- **PROBLEM TO SOLVE**
Only the lines from the one that contains "I need the location" through the final line of the entries should be repeated, exactly as written.

● ● ● ● ● ● ●

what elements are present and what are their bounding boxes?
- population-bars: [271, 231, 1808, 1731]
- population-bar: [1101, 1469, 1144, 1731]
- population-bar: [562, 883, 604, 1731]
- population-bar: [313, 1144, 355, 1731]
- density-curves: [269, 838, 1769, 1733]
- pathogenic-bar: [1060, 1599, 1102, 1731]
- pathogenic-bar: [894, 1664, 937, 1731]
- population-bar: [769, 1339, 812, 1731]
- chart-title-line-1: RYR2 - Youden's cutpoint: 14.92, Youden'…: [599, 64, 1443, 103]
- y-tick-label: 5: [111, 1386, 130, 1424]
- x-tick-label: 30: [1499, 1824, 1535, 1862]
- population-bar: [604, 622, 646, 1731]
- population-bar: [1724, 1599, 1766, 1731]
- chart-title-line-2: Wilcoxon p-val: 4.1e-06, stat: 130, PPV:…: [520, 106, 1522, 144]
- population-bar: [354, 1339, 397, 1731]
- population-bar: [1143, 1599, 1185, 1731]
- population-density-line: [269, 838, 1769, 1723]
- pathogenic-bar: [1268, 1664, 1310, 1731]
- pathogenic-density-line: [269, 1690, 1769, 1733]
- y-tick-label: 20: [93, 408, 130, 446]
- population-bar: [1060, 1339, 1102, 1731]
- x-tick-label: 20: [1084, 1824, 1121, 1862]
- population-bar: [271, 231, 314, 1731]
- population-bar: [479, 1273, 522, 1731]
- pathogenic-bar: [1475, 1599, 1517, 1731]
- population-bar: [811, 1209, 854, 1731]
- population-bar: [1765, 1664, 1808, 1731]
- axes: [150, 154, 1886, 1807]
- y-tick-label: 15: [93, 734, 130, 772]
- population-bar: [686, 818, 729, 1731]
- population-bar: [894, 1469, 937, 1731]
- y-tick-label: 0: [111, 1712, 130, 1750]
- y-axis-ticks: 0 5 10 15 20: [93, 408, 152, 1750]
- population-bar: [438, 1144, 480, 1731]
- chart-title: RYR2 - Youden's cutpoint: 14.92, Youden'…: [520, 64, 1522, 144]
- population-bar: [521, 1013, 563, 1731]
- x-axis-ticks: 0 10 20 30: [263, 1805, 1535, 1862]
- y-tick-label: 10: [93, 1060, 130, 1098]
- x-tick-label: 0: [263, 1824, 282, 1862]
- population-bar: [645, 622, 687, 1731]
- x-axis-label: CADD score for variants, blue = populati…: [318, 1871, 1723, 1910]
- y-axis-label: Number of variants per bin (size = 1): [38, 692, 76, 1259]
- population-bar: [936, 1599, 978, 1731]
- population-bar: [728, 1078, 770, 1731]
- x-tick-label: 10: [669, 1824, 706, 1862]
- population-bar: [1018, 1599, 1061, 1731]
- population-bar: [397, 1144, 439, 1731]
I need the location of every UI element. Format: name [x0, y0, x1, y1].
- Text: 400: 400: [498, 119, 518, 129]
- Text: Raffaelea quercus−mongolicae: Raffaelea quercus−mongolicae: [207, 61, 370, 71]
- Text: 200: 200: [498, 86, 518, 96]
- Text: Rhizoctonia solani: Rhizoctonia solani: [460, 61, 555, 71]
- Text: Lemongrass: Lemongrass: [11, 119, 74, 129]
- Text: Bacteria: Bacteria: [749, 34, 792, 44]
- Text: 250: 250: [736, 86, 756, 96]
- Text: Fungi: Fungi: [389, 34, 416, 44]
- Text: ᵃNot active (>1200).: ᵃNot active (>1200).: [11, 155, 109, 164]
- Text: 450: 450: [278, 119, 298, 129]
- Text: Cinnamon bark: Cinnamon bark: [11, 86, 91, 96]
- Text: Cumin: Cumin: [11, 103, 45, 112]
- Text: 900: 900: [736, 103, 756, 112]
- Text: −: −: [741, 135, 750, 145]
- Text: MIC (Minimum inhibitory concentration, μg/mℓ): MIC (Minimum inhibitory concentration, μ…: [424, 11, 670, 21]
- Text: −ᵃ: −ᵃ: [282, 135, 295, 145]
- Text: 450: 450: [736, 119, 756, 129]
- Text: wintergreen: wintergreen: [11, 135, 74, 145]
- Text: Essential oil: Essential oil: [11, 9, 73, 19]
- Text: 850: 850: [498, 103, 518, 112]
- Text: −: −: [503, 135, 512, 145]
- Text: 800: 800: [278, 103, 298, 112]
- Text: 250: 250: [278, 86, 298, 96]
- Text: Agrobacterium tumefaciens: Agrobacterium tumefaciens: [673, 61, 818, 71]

● ● ● ● ● ● ●

- **YOUR RESPONSE**
I need the location of every UI element. Format: name [x0, y0, x1, y1].
- Text: 400: 400: [498, 119, 518, 129]
- Text: Raffaelea quercus−mongolicae: Raffaelea quercus−mongolicae: [207, 61, 370, 71]
- Text: 200: 200: [498, 86, 518, 96]
- Text: Rhizoctonia solani: Rhizoctonia solani: [460, 61, 555, 71]
- Text: Lemongrass: Lemongrass: [11, 119, 74, 129]
- Text: Bacteria: Bacteria: [749, 34, 792, 44]
- Text: 250: 250: [736, 86, 756, 96]
- Text: Fungi: Fungi: [389, 34, 416, 44]
- Text: ᵃNot active (>1200).: ᵃNot active (>1200).: [11, 155, 109, 164]
- Text: 450: 450: [278, 119, 298, 129]
- Text: Cinnamon bark: Cinnamon bark: [11, 86, 91, 96]
- Text: Cumin: Cumin: [11, 103, 45, 112]
- Text: 900: 900: [736, 103, 756, 112]
- Text: −: −: [741, 135, 750, 145]
- Text: MIC (Minimum inhibitory concentration, μg/mℓ): MIC (Minimum inhibitory concentration, μ…: [424, 11, 670, 21]
- Text: −ᵃ: −ᵃ: [282, 135, 295, 145]
- Text: 450: 450: [736, 119, 756, 129]
- Text: wintergreen: wintergreen: [11, 135, 74, 145]
- Text: Essential oil: Essential oil: [11, 9, 73, 19]
- Text: 850: 850: [498, 103, 518, 112]
- Text: −: −: [503, 135, 512, 145]
- Text: 800: 800: [278, 103, 298, 112]
- Text: 250: 250: [278, 86, 298, 96]
- Text: Agrobacterium tumefaciens: Agrobacterium tumefaciens: [673, 61, 818, 71]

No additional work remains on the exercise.